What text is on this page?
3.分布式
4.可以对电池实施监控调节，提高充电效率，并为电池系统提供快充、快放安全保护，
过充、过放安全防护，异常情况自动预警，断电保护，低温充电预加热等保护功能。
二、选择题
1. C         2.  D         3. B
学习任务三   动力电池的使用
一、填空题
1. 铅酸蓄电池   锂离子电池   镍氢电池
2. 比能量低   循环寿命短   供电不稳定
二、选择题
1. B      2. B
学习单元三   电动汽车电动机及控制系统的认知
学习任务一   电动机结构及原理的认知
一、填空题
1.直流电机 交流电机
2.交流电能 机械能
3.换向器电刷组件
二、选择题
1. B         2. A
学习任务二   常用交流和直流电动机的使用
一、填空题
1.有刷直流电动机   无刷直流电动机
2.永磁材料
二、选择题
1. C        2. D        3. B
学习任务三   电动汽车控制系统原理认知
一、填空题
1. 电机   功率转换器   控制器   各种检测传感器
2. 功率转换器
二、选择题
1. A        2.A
+ + +
## Objective
Each line of the material above must be retyped precisely.

## Task result
What text is on this page?
3.分布式
4.可以对电池实施监控调节，提高充电效率，并为电池系统提供快充、快放安全保护，
过充、过放安全防护，异常情况自动预警，断电保护，低温充电预加热等保护功能。
二、选择题
1. C         2.  D         3. B
学习任务三   动力电池的使用
一、填空题
1. 铅酸蓄电池   锂离子电池   镍氢电池
2. 比能量低   循环寿命短   供电不稳定
二、选择题
1. B      2. B
学习单元三   电动汽车电动机及控制系统的认知
学习任务一   电动机结构及原理的认知
一、填空题
1.直流电机 交流电机
2.交流电能 机械能
3.换向器电刷组件
二、选择题
1. B         2. A
学习任务二   常用交流和直流电动机的使用
一、填空题
1.有刷直流电动机   无刷直流电动机
2.永磁材料
二、选择题
1. C        2. D        3. B
学习任务三   电动汽车控制系统原理认知
一、填空题
1. 电机   功率转换器   控制器   各种检测传感器
2. 功率转换器
二、选择题
1. A        2.A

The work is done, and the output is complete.